▶ [DATA FOR THIS TASK]:
● ● ●
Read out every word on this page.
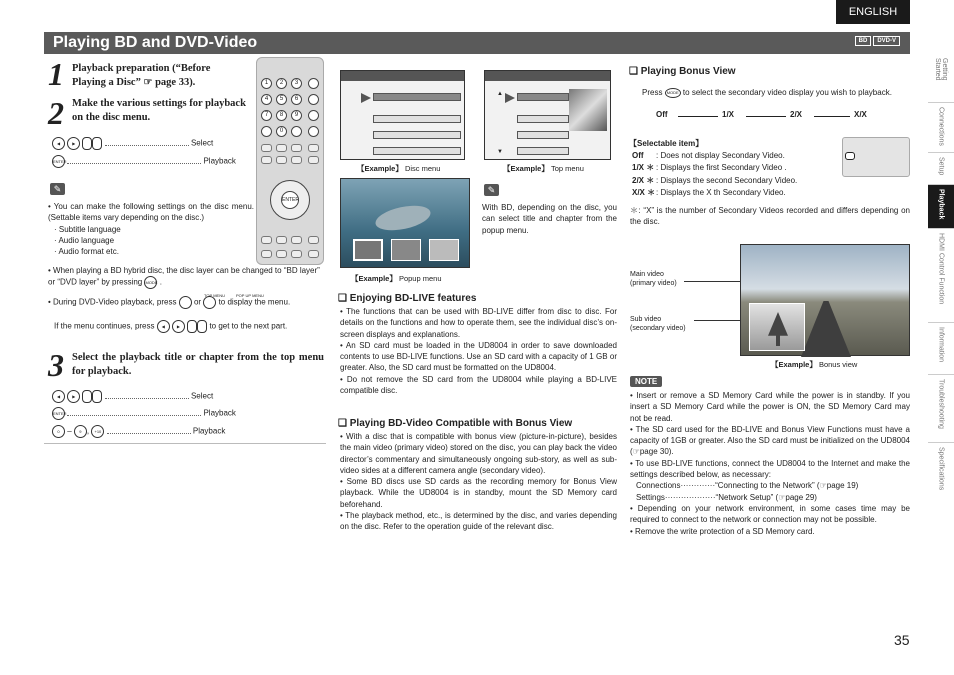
ENGLISH
Playing BD and DVD-Video	BD	DVD-V
Getting Started
Connections
Setup
Playback
HDMI Control Function
Information
Troubleshooting
Specifications
1 Playback preparation (“Before
Playing a Disc” ☞ page 33).
2 Make the various settings for playback on the disc menu.
◀	▶	Select
ENTER	Playback
✎
1	2	3
4	5	6
7	8	9
0
ENTER

• You can make the following settings on the disc menu. (Settable items vary depending on the disc.)

· Subtitle language

· Audio language

· Audio format etc.

• When playing a BD hybrid disc, the disc layer can be changed to “BD layer” or “DVD layer” by pressing MODE .
• During DVD-Video playback, press or to display the menu.
TOP MENU	POP UP MENU
If the menu continues, press ◀	▶	to get to the next part.
3 Select the playback title or chapter from the top menu for playback.
◀	▶	Select
ENTER	Playback
0 – 9 , +10	Playback
【Example】 Disc menu
▲
▼
【Example】 Top menu
【Example】 Popup menu
✎
With BD, depending on the disc, you can select title and chapter from the popup menu.
❑ Enjoying BD-LIVE features

• The functions that can be used with BD-LIVE differ from disc to disc. For details on the functions and how to operate them, see the individual disc’s on-screen displays and explanations.

• An SD card must be loaded in the UD8004 in order to save downloaded contents to use BD-LIVE functions. Use an SD card with a capacity of 1 GB or greater. Also, the SD card must be formatted on the UD8004.

• Do not remove the SD card from the UD8004 while playing a BD-LIVE compatible disc.

❑ Playing BD-Video Compatible with Bonus View

• With a disc that is compatible with bonus view (picture-in-picture), besides the main video (primary video) stored on the disc, you can play back the video director’s commentary and simultaneously ongoing sub-story, as well as sub-video sides at a different camera angle (secondary video).

• Some BD discs use SD cards as the recording memory for Bonus View playback. While the UD8004 is in standby, mount the SD Memory card beforehand.

• The playback method, etc., is determined by the disc, and varies depending on the disc. Refer to the operation guide of the relevant disc.

❑ Playing Bonus View
Press MODE to select the secondary video display you wish to playback.
Off	1/X	2/X	X/X
【Selectable item】
Off : Does not display Secondary Video.
1/X ＊ : Displays the first Secondary Video .
2/X ＊ : Displays the second Secondary Video.
X/X ＊: Displays the X th Secondary Video.
＊: “X” is the number of Secondary Videos recorded and differs depending on the disc.
Main video
(primary video)
Sub video
(secondary video)
【Example】 Bonus view
NOTE

• Insert or remove a SD Memory Card while the power is in standby. If you insert a SD Memory Card while the power is ON, the SD Memory Card may not be read.

• The SD card used for the BD-LIVE and Bonus View Functions must have a capacity of 1GB or greater. Also the SD card must be initialized on the UD8004 (☞page 30).

• To use BD-LIVE functions, connect the UD8004 to the Internet and make the settings described below, as necessary:

Connections·············“Connecting to the Network” (☞page 19)

Settings···················“Network Setup” (☞page 29)

• Depending on your network environment, in some cases time may be required to connect to the network or connection may not be possible.

• Remove the write protection of a SD Memory card.

35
● ● ●
▶ [PROBLEM DESCRIPTION]: Reply with nothing but the number of lines that contain the word "used".

▶ [REPLY]: 2